**WHAT YOU WILL DO:**
In the listing that follows, count every line with the word "Koszty" in it and write only the total.

Some records:
»»

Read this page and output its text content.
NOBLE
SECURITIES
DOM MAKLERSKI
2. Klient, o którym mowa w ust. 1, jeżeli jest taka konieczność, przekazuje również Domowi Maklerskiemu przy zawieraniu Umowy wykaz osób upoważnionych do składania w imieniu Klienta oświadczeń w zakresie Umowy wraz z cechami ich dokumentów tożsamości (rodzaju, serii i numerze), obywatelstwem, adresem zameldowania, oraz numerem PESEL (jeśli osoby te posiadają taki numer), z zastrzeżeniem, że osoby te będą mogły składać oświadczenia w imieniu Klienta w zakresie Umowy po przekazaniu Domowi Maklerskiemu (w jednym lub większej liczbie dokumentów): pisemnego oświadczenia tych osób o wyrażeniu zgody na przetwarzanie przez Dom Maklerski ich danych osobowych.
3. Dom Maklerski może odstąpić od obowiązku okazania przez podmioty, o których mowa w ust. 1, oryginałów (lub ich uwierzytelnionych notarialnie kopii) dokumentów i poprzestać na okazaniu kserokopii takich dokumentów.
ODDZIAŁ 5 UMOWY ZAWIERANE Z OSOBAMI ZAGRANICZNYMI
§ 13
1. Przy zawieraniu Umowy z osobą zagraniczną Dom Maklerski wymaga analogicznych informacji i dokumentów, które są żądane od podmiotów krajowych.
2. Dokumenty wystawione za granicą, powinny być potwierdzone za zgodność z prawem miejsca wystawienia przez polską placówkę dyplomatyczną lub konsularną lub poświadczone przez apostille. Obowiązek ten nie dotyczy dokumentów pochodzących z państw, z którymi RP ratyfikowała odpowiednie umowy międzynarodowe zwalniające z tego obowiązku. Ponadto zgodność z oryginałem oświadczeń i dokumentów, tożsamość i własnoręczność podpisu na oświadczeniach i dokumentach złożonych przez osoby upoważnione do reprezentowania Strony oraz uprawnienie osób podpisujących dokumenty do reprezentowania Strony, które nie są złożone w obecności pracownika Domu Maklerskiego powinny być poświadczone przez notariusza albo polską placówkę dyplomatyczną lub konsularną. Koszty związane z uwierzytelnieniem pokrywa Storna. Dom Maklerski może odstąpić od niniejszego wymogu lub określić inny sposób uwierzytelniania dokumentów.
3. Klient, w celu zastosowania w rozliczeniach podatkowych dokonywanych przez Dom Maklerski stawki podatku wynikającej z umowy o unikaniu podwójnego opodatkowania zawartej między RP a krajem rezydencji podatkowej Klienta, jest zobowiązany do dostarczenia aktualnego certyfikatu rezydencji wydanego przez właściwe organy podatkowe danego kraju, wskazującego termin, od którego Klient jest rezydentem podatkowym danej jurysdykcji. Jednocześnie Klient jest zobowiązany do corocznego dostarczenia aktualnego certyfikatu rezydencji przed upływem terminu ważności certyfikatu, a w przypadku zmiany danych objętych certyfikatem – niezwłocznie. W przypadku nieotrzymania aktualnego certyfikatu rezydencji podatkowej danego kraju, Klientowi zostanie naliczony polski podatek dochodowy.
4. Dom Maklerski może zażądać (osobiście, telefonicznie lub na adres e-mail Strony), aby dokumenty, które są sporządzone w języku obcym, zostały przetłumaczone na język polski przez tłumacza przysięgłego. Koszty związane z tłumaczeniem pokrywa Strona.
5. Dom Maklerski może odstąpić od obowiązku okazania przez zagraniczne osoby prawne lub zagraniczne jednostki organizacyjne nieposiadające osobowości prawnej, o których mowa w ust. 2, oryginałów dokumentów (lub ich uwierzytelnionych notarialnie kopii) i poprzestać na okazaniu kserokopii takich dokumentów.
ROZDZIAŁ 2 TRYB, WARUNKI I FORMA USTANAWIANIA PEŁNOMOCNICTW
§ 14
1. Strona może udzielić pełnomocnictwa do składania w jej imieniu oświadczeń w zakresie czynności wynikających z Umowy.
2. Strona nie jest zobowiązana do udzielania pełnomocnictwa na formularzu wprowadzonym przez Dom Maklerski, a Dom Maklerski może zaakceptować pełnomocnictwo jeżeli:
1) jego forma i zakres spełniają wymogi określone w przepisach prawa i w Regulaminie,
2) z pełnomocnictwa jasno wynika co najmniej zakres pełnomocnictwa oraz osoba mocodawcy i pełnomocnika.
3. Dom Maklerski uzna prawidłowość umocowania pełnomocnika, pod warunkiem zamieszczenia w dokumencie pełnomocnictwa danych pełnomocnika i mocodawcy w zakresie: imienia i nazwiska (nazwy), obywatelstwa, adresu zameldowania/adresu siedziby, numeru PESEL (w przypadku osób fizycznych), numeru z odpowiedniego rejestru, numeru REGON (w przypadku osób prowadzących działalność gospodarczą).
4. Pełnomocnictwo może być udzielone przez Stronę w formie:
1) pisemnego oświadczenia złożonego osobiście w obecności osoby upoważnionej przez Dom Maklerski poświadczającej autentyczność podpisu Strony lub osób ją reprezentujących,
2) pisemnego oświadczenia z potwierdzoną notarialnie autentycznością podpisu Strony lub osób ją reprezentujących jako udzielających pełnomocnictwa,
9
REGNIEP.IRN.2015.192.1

««

**EXERCISE SOLUTION:**
2